**SHORT TASK:**
Output each entry verbatim and exclude every picture from it.

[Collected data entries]
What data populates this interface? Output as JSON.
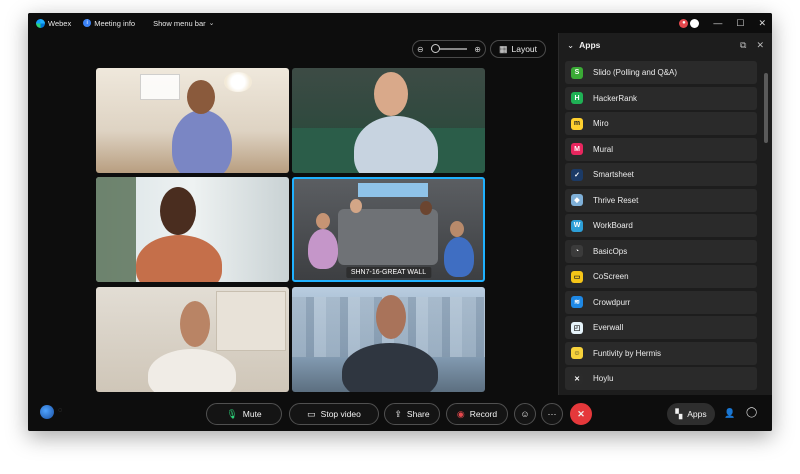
{
  "titlebar": {
    "app_name": "Webex",
    "meeting_info": "Meeting info",
    "show_menu_bar": "Show menu bar",
    "minimize": "—",
    "maximize": "☐",
    "close": "✕"
  },
  "stage": {
    "layout_label": "Layout",
    "zoom_out": "⊖",
    "zoom_in": "⊕",
    "tile_label": "SHN7-16-GREAT WALL"
  },
  "apps_panel": {
    "title": "Apps",
    "items": [
      {
        "name": "Slido (Polling and Q&A)",
        "glyph": "S",
        "color": "#3aaa35"
      },
      {
        "name": "HackerRank",
        "glyph": "H",
        "color": "#1fb155"
      },
      {
        "name": "Miro",
        "glyph": "m",
        "color": "#ffd02f"
      },
      {
        "name": "Mural",
        "glyph": "M",
        "color": "#e8265e"
      },
      {
        "name": "Smartsheet",
        "glyph": "✓",
        "color": "#1b3a66"
      },
      {
        "name": "Thrive Reset",
        "glyph": "◆",
        "color": "#7fb0d8"
      },
      {
        "name": "WorkBoard",
        "glyph": "W",
        "color": "#2d9fd8"
      },
      {
        "name": "BasicOps",
        "glyph": "◔",
        "color": "#3b3b3b"
      },
      {
        "name": "CoScreen",
        "glyph": "▭",
        "color": "#f5c518"
      },
      {
        "name": "Crowdpurr",
        "glyph": "≋",
        "color": "#1e88e5"
      },
      {
        "name": "Everwall",
        "glyph": "◰",
        "color": "#e6f3fa"
      },
      {
        "name": "Funtivity by Hermis",
        "glyph": "☺",
        "color": "#f7d23b"
      },
      {
        "name": "Hoylu",
        "glyph": "✕",
        "color": "#2b2b2b"
      }
    ]
  },
  "controls": {
    "mute": "Mute",
    "stop_video": "Stop video",
    "share": "Share",
    "record": "Record",
    "more": "···",
    "end_call": "✕",
    "apps": "Apps"
  },
  "colors": {
    "accent_blue": "#1fb1ff",
    "end_call_red": "#e5383b",
    "record_red": "#e5484d",
    "mic_green": "#2dd27a"
  }
}
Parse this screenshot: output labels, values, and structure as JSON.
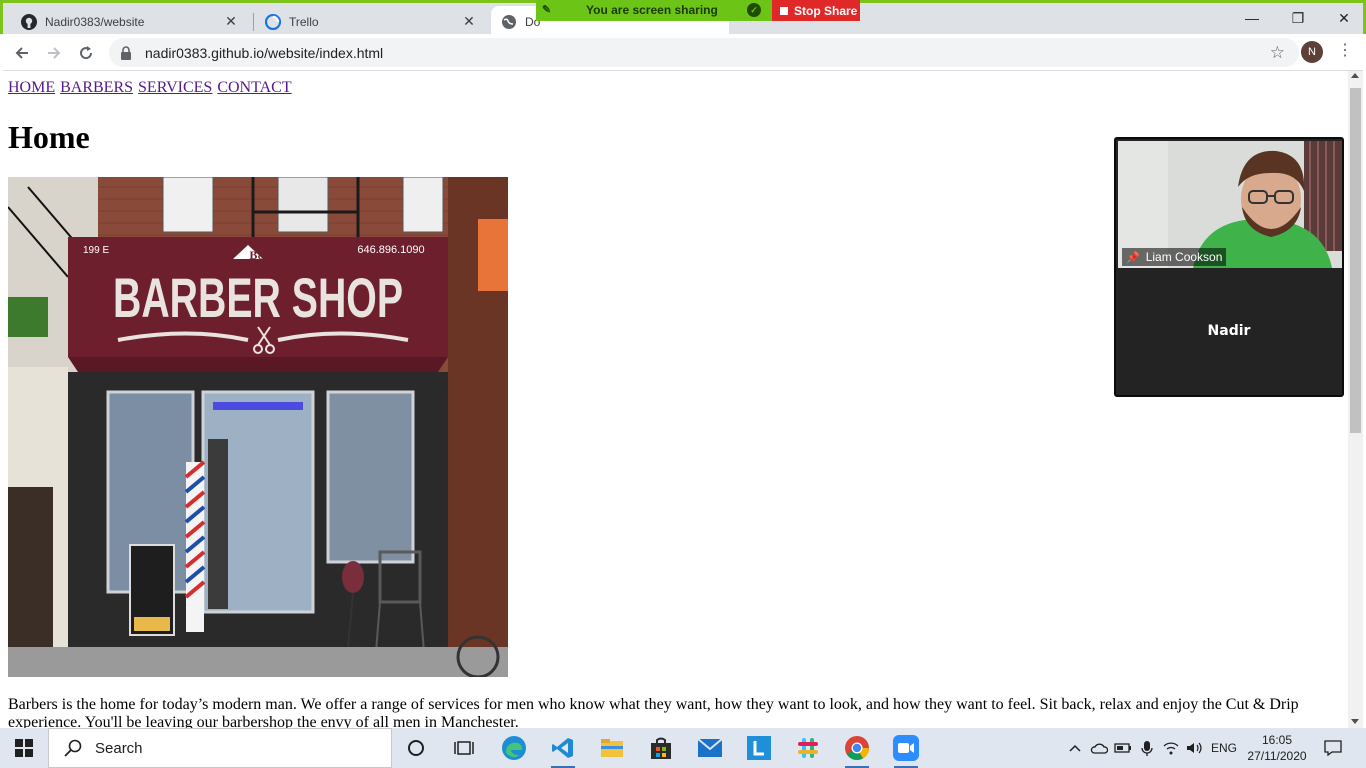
{
  "browser": {
    "tabs": [
      {
        "label": "Nadir0383/website",
        "icon": "github-icon"
      },
      {
        "label": "Trello",
        "icon": "trello-icon"
      },
      {
        "label": "Do",
        "icon": "globe-icon"
      }
    ],
    "share_bar": {
      "message": "You are screen sharing",
      "stop_label": "Stop Share"
    },
    "url": "nadir0383.github.io/website/index.html",
    "profile_initial": "N"
  },
  "page": {
    "nav": [
      "HOME",
      "BARBERS",
      "SERVICES",
      "CONTACT"
    ],
    "heading": "Home",
    "hero_sign": {
      "address": "199 E",
      "logo": "B&H",
      "title": "BARBER SHOP",
      "phone": "646.896.1090"
    },
    "intro": "Barbers is the home for today’s modern man. We offer a range of services for men who know what they want, how they want to look, and how they want to feel. Sit back, relax and enjoy the Cut & Drip experience. You'll be leaving our barbershop the envy of all men in Manchester."
  },
  "zoom": {
    "participant_name": "Liam Cookson",
    "self_name": "Nadir"
  },
  "taskbar": {
    "search_placeholder": "Search",
    "language": "ENG",
    "time": "16:05",
    "date": "27/11/2020"
  },
  "colors": {
    "share_green": "#6cc417",
    "stop_red": "#e02828",
    "link_visited": "#551a8b",
    "awning": "#6e1f2e"
  }
}
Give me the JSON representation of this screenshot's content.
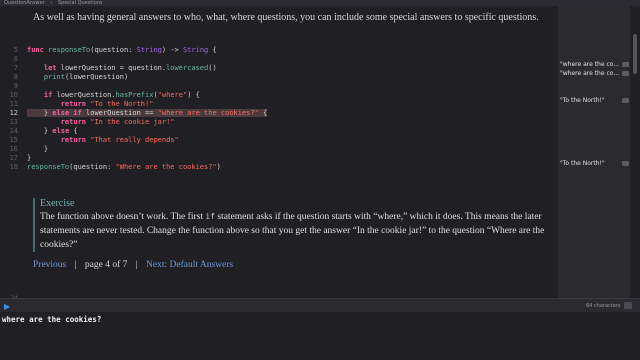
{
  "breadcrumb": {
    "project": "QuestionAnswer",
    "page": "Special Questions"
  },
  "intro": "As well as having general answers to who, what, where questions, you can include some special answers to specific questions.",
  "code": {
    "numbers": [
      "5",
      "6",
      "7",
      "8",
      "9",
      "10",
      "11",
      "12",
      "13",
      "14",
      "15",
      "16",
      "17",
      "18"
    ],
    "current_line": "12"
  },
  "results": {
    "r7": "\"where are the co...",
    "r8": "\"where are the co...",
    "r11": "\"To the North!\"",
    "r18": "\"To the North!\""
  },
  "exercise": {
    "title": "Exercise",
    "text_a": "The function above doesn’t work. The first ",
    "code_word": "if",
    "text_b": " statement asks if the question starts with “where,” which it does. This means the later statements are never tested. Change the function above so that you get the answer “In the cookie jar!” to the question “Where are the cookies?”"
  },
  "pager": {
    "previous": "Previous",
    "page": "page 4 of 7",
    "next": "Next: Default Answers"
  },
  "editor_last_line": "24",
  "console": {
    "char_count": "64 characters",
    "output": "where are the cookies?"
  },
  "colors": {
    "keyword": "#fc5fa3",
    "string": "#fc6a5d",
    "function": "#67b7a4",
    "type": "#a167e6",
    "link": "#6d9bdc",
    "run": "#3c8cf0"
  }
}
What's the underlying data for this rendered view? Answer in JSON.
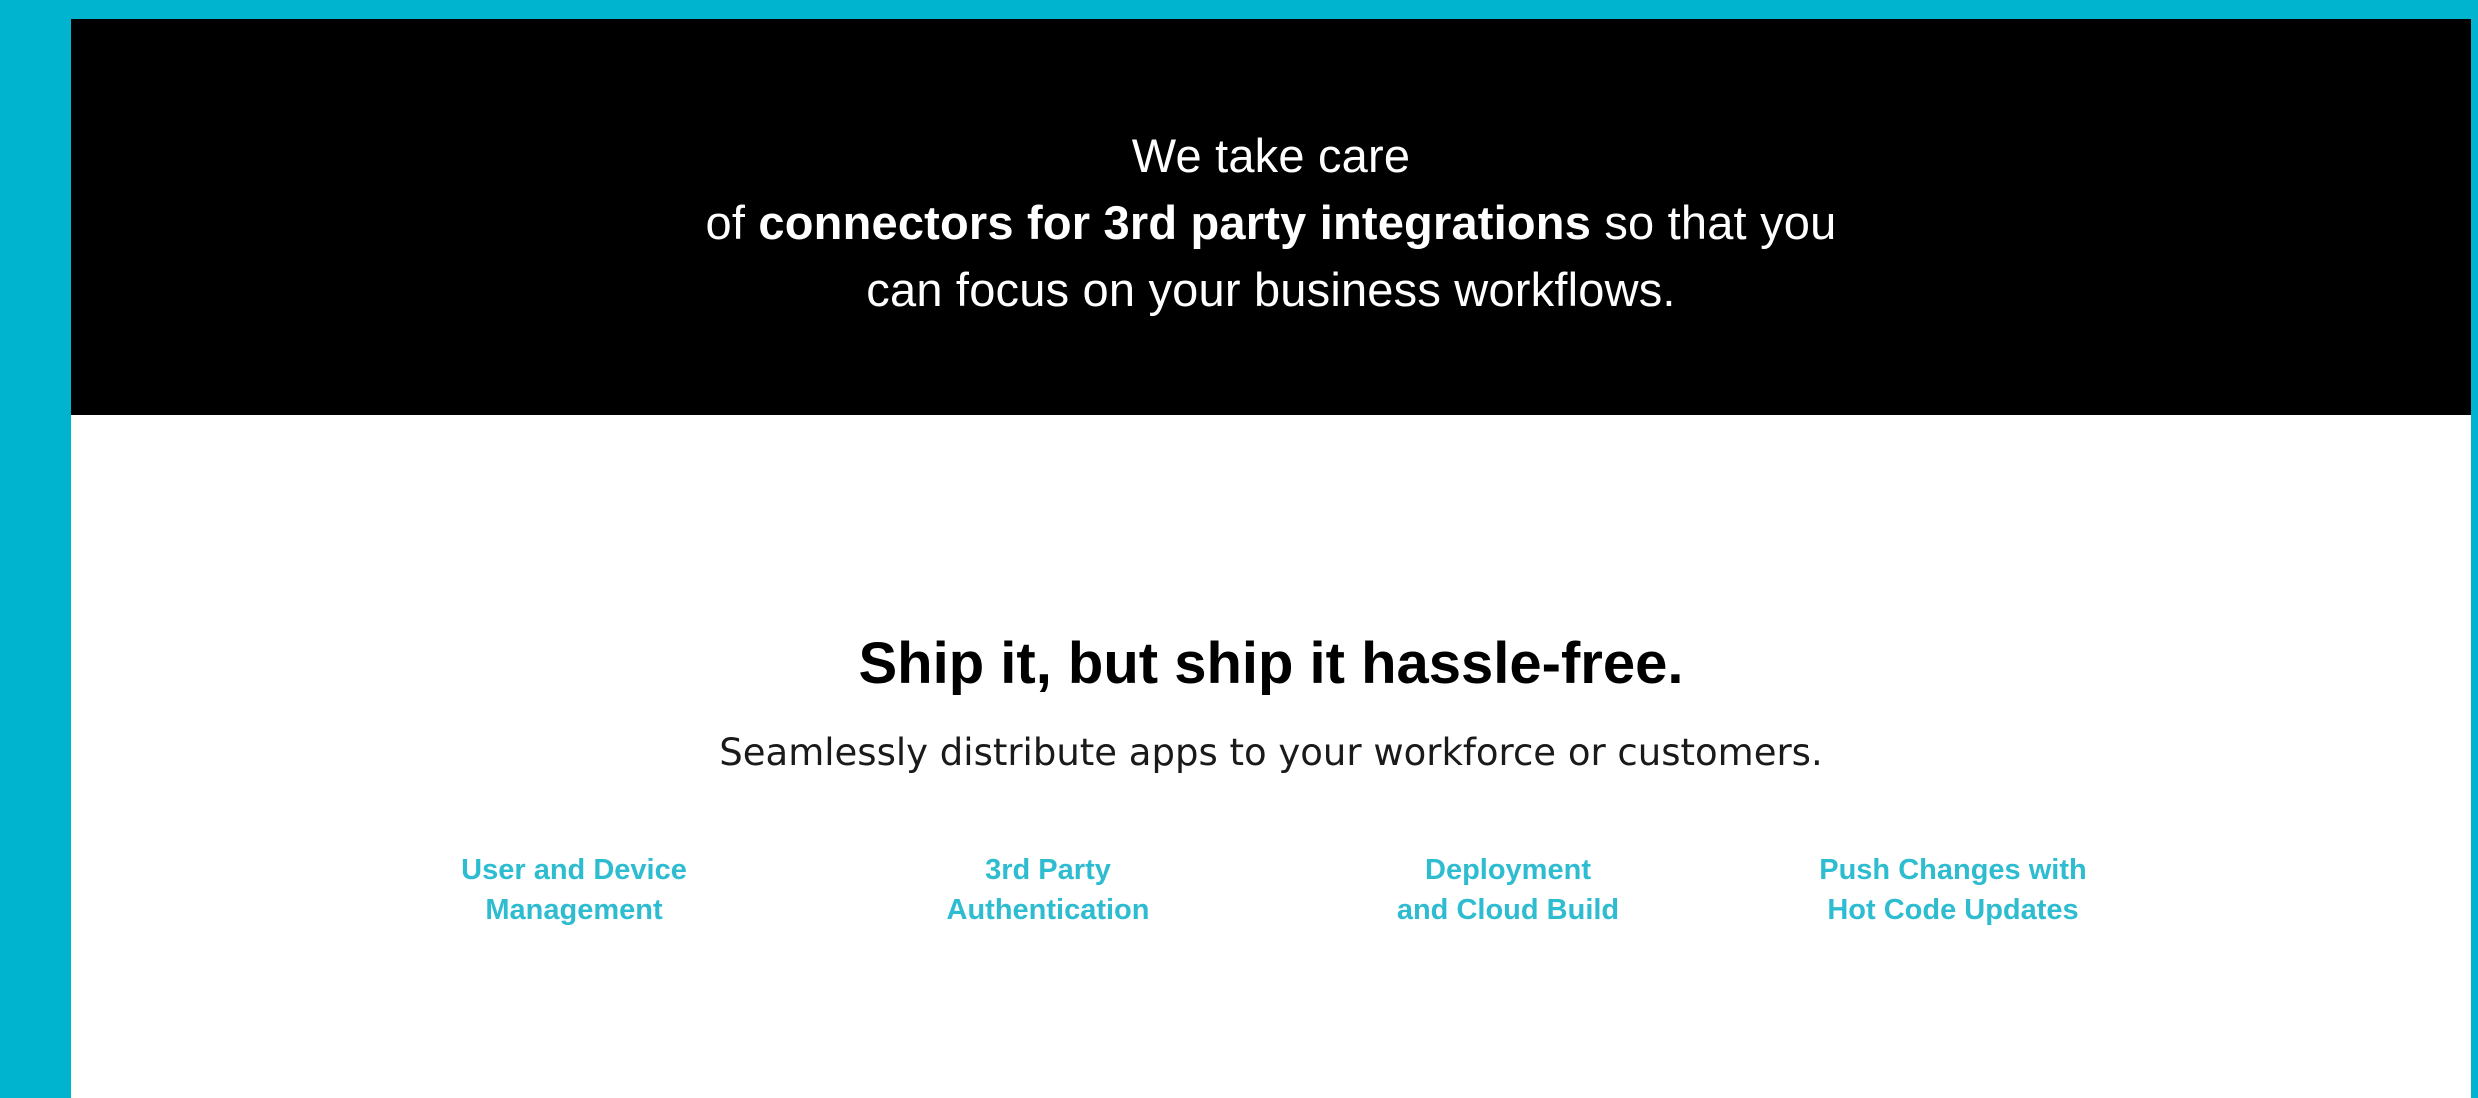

**EXERCISE OUTPUT:**
What data populates this interface? Output as JSON.
{
  "titlebar": {
    "app_name": "Webex",
    "meeting_info": "Meeting info",
    "show_menu_bar": "Show menu bar",
    "minimize": "—",
    "maximize": "☐",
    "close": "✕"
  },
  "stage": {
    "layout_label": "Layout",
    "zoom_out": "⊖",
    "zoom_in": "⊕",
    "tile_label": "SHN7-16-GREAT WALL"
  },
  "apps_panel": {
    "title": "Apps",
    "items": [
      {
        "name": "Slido (Polling and Q&A)",
        "glyph": "S",
        "color": "#3aaa35"
      },
      {
        "name": "HackerRank",
        "glyph": "H",
        "color": "#1fb155"
      },
      {
        "name": "Miro",
        "glyph": "m",
        "color": "#ffd02f"
      },
      {
        "name": "Mural",
        "glyph": "M",
        "color": "#e8265e"
      },
      {
        "name": "Smartsheet",
        "glyph": "✓",
        "color": "#1b3a66"
      },
      {
        "name": "Thrive Reset",
        "glyph": "◆",
        "color": "#7fb0d8"
      },
      {
        "name": "WorkBoard",
        "glyph": "W",
        "color": "#2d9fd8"
      },
      {
        "name": "BasicOps",
        "glyph": "◔",
        "color": "#3b3b3b"
      },
      {
        "name": "CoScreen",
        "glyph": "▭",
        "color": "#f5c518"
      },
      {
        "name": "Crowdpurr",
        "glyph": "≋",
        "color": "#1e88e5"
      },
      {
        "name": "Everwall",
        "glyph": "◰",
        "color": "#e6f3fa"
      },
      {
        "name": "Funtivity by Hermis",
        "glyph": "☺",
        "color": "#f7d23b"
      },
      {
        "name": "Hoylu",
        "glyph": "✕",
        "color": "#2b2b2b"
      }
    ]
  },
  "controls": {
    "mute": "Mute",
    "stop_video": "Stop video",
    "share": "Share",
    "record": "Record",
    "more": "···",
    "end_call": "✕",
    "apps": "Apps"
  },
  "colors": {
    "accent_blue": "#1fb1ff",
    "end_call_red": "#e5383b",
    "record_red": "#e5484d",
    "mic_green": "#2dd27a"
  }
}
Parse this screenshot: output labels, values, and structure as JSON.
{
  "browser": {
    "tabs": [
      {
        "label": "Nadir0383/website",
        "icon": "github-icon"
      },
      {
        "label": "Trello",
        "icon": "trello-icon"
      },
      {
        "label": "Do",
        "icon": "globe-icon"
      }
    ],
    "share_bar": {
      "message": "You are screen sharing",
      "stop_label": "Stop Share"
    },
    "url": "nadir0383.github.io/website/index.html",
    "profile_initial": "N"
  },
  "page": {
    "nav": [
      "HOME",
      "BARBERS",
      "SERVICES",
      "CONTACT"
    ],
    "heading": "Home",
    "hero_sign": {
      "address": "199 E",
      "logo": "B&H",
      "title": "BARBER SHOP",
      "phone": "646.896.1090"
    },
    "intro": "Barbers is the home for today’s modern man. We offer a range of services for men who know what they want, how they want to look, and how they want to feel. Sit back, relax and enjoy the Cut & Drip experience. You'll be leaving our barbershop the envy of all men in Manchester."
  },
  "zoom": {
    "participant_name": "Liam Cookson",
    "self_name": "Nadir"
  },
  "taskbar": {
    "search_placeholder": "Search",
    "language": "ENG",
    "time": "16:05",
    "date": "27/11/2020"
  },
  "colors": {
    "share_green": "#6cc417",
    "stop_red": "#e02828",
    "link_visited": "#551a8b",
    "awning": "#6e1f2e"
  }
}
Give me the JSON representation of this screenshot's content.
{
  "breadcrumb": {
    "project": "QuestionAnswer",
    "page": "Special Questions"
  },
  "intro": "As well as having general answers to who, what, where questions, you can include some special answers to specific questions.",
  "code": {
    "numbers": [
      "5",
      "6",
      "7",
      "8",
      "9",
      "10",
      "11",
      "12",
      "13",
      "14",
      "15",
      "16",
      "17",
      "18"
    ],
    "current_line": "12"
  },
  "results": {
    "r7": "\"where are the co...",
    "r8": "\"where are the co...",
    "r11": "\"To the North!\"",
    "r18": "\"To the North!\""
  },
  "exercise": {
    "title": "Exercise",
    "text_a": "The function above doesn’t work. The first ",
    "code_word": "if",
    "text_b": " statement asks if the question starts with “where,” which it does. This means the later statements are never tested. Change the function above so that you get the answer “In the cookie jar!” to the question “Where are the cookies?”"
  },
  "pager": {
    "previous": "Previous",
    "page": "page 4 of 7",
    "next": "Next: Default Answers"
  },
  "editor_last_line": "24",
  "console": {
    "char_count": "64 characters",
    "output": "where are the cookies?"
  },
  "colors": {
    "keyword": "#fc5fa3",
    "string": "#fc6a5d",
    "function": "#67b7a4",
    "type": "#a167e6",
    "link": "#6d9bdc",
    "run": "#3c8cf0"
  }
}
What's the underlying data for this rendered view? Answer in JSON.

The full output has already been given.